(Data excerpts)

________________

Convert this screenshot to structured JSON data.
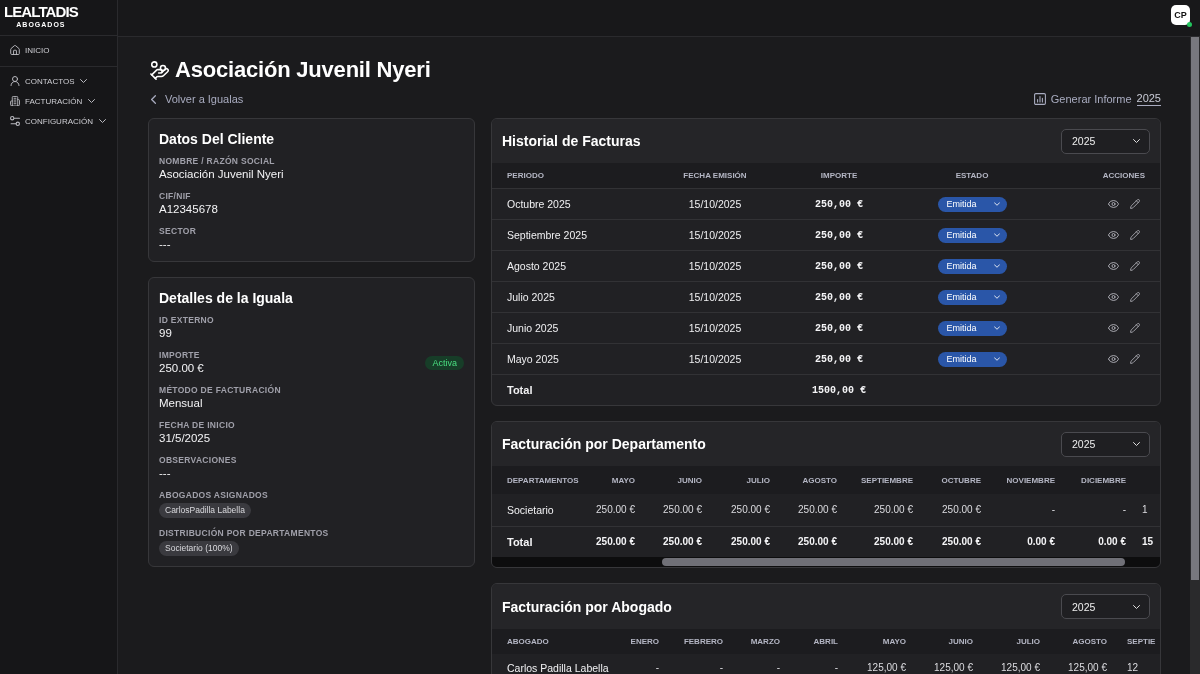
{
  "sidebar": {
    "logo": {
      "wordmark": "LEALTADIS",
      "tagline": "ABOGADOS"
    },
    "top_items": [
      {
        "label": "INICIO"
      }
    ],
    "groups": [
      {
        "label": "CONTACTOS",
        "expanded": false
      },
      {
        "label": "FACTURACIÓN",
        "expanded": false
      },
      {
        "label": "CONFIGURACIÓN",
        "expanded": false
      }
    ]
  },
  "top_bar": {
    "user": {
      "initials": "CP",
      "online": true
    }
  },
  "header": {
    "title": "Asociación Juvenil Nyeri",
    "back_link": "Volver a Igualas",
    "report_button": "Generar Informe",
    "report_year": "2025"
  },
  "client_card": {
    "title": "Datos Del Cliente",
    "fields": [
      {
        "label": "NOMBRE / RAZÓN SOCIAL",
        "value": "Asociación Juvenil Nyeri"
      },
      {
        "label": "CIF/NIF",
        "value": "A12345678"
      },
      {
        "label": "SECTOR",
        "value": "---"
      }
    ]
  },
  "iguala_card": {
    "title": "Detalles de la Iguala",
    "fields": [
      {
        "kind": "text",
        "label": "ID EXTERNO",
        "value": "99"
      },
      {
        "kind": "text",
        "label": "IMPORTE",
        "value": "250.00 €",
        "badge": "Activa"
      },
      {
        "kind": "text",
        "label": "MÉTODO DE FACTURACIÓN",
        "value": "Mensual"
      },
      {
        "kind": "text",
        "label": "FECHA DE INICIO",
        "value": "31/5/2025"
      },
      {
        "kind": "text",
        "label": "OBSERVACIONES",
        "value": "---"
      },
      {
        "kind": "chips",
        "label": "ABOGADOS ASIGNADOS",
        "chips": [
          "CarlosPadilla Labella"
        ]
      },
      {
        "kind": "chips",
        "label": "DISTRIBUCIÓN POR DEPARTAMENTOS",
        "chips": [
          "Societario (100%)"
        ]
      }
    ]
  },
  "invoice_history": {
    "title": "Historial de Facturas",
    "year": "2025",
    "columns": [
      "PERIODO",
      "FECHA EMISIÓN",
      "IMPORTE",
      "ESTADO",
      "ACCIONES"
    ],
    "rows": [
      {
        "period": "Octubre 2025",
        "issue_date": "15/10/2025",
        "amount": "250,00 €",
        "status": "Emitida"
      },
      {
        "period": "Septiembre 2025",
        "issue_date": "15/10/2025",
        "amount": "250,00 €",
        "status": "Emitida"
      },
      {
        "period": "Agosto 2025",
        "issue_date": "15/10/2025",
        "amount": "250,00 €",
        "status": "Emitida"
      },
      {
        "period": "Julio 2025",
        "issue_date": "15/10/2025",
        "amount": "250,00 €",
        "status": "Emitida"
      },
      {
        "period": "Junio 2025",
        "issue_date": "15/10/2025",
        "amount": "250,00 €",
        "status": "Emitida"
      },
      {
        "period": "Mayo 2025",
        "issue_date": "15/10/2025",
        "amount": "250,00 €",
        "status": "Emitida"
      }
    ],
    "total": {
      "label": "Total",
      "amount": "1500,00 €"
    }
  },
  "department_billing": {
    "title": "Facturación por Departamento",
    "year": "2025",
    "columns": [
      "DEPARTAMENTOS",
      "MAYO",
      "JUNIO",
      "JULIO",
      "AGOSTO",
      "SEPTIEMBRE",
      "OCTUBRE",
      "NOVIEMBRE",
      "DICIEMBRE"
    ],
    "rows": [
      {
        "cells": [
          "Societario",
          "250.00 €",
          "250.00 €",
          "250.00 €",
          "250.00 €",
          "250.00 €",
          "250.00 €",
          "-",
          "-",
          "1"
        ]
      }
    ],
    "total": {
      "cells": [
        "Total",
        "250.00 €",
        "250.00 €",
        "250.00 €",
        "250.00 €",
        "250.00 €",
        "250.00 €",
        "0.00 €",
        "0.00 €",
        "15"
      ]
    }
  },
  "lawyer_billing": {
    "title": "Facturación por Abogado",
    "year": "2025",
    "columns": [
      "ABOGADO",
      "ENERO",
      "FEBRERO",
      "MARZO",
      "ABRIL",
      "MAYO",
      "JUNIO",
      "JULIO",
      "AGOSTO",
      "SEPTIE"
    ],
    "rows": [
      {
        "cells": [
          "Carlos Padilla Labella",
          "-",
          "-",
          "-",
          "-",
          "125,00 €",
          "125,00 €",
          "125,00 €",
          "125,00 €",
          "12"
        ]
      }
    ]
  }
}
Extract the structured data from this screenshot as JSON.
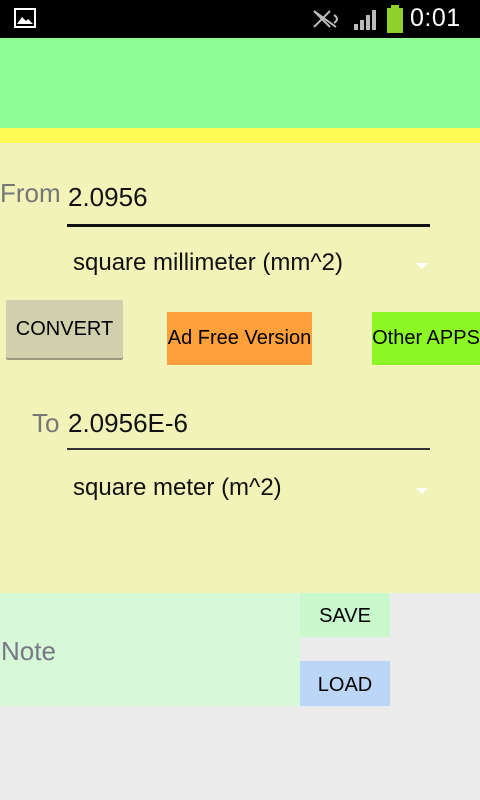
{
  "status_bar": {
    "time": "0:01",
    "icons": [
      "gallery-icon",
      "mute-icon",
      "signal-icon",
      "battery-icon"
    ]
  },
  "converter": {
    "from_label": "From",
    "from_value": "2.0956",
    "from_unit": "square millimeter (mm^2)",
    "to_label": "To",
    "to_value": "2.0956E-6",
    "to_unit": "square meter (m^2)"
  },
  "buttons": {
    "convert": "CONVERT",
    "ad_free": "Ad Free Version",
    "other_apps": "Other APPS",
    "save": "SAVE",
    "load": "LOAD"
  },
  "note": {
    "placeholder": "Note"
  },
  "colors": {
    "banner": "#8efd94",
    "strip": "#fffd55",
    "panel": "#f1f3b9",
    "convert_button": "#d0d0ad",
    "ad_free_button": "#ffa03a",
    "other_apps_button": "#8bf826",
    "note_area": "#d7f9d7",
    "save_button": "#c8f8cc",
    "load_button": "#bcd6f8"
  }
}
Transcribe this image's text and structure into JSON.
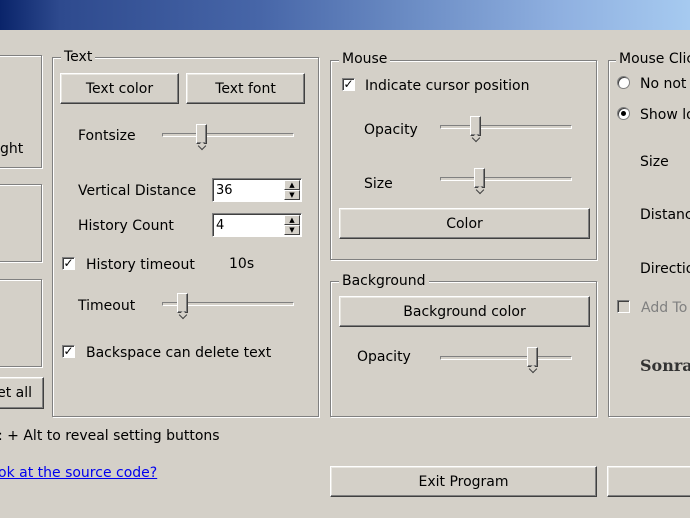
{
  "text_group": {
    "legend": "Text",
    "text_color_btn": "Text color",
    "text_font_btn": "Text font",
    "fontsize_label": "Fontsize",
    "fontsize_level": 0.28,
    "vertical_distance_label": "Vertical Distance",
    "vertical_distance_value": "36",
    "history_count_label": "History Count",
    "history_count_value": "4",
    "history_timeout_label": "History timeout",
    "history_timeout_checked": true,
    "history_timeout_value": "10s",
    "timeout_label": "Timeout",
    "timeout_level": 0.12,
    "backspace_label": "Backspace can delete text",
    "backspace_checked": true
  },
  "mouse_group": {
    "legend": "Mouse",
    "indicate_label": "Indicate cursor position",
    "indicate_checked": true,
    "opacity_label": "Opacity",
    "opacity_level": 0.25,
    "size_label": "Size",
    "size_level": 0.28,
    "color_btn": "Color"
  },
  "background_group": {
    "legend": "Background",
    "bg_color_btn": "Background color",
    "opacity_label": "Opacity",
    "opacity_level": 0.72
  },
  "mouse_click_group": {
    "legend": "Mouse Clic",
    "no_not_label": "No not",
    "show_label": "Show lo",
    "size_label": "Size",
    "distance_label": "Distanc",
    "direction_label": "Directio",
    "add_label": "Add To",
    "brand_text": "Sonra"
  },
  "left_partial": {
    "right_label": "ght",
    "reset_btn": "et all",
    "hint": ": + Alt to reveal setting buttons",
    "source_link": "ok at the source code?"
  },
  "bottom": {
    "exit_btn": "Exit Program"
  }
}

________________

- **Aim of the exercise**: In the material above, find each line that contains the word "FECHA", and select it.

- **Full solution**:
        "label": "FECHA DE INICIO",
      "FECHA EMISIÓN",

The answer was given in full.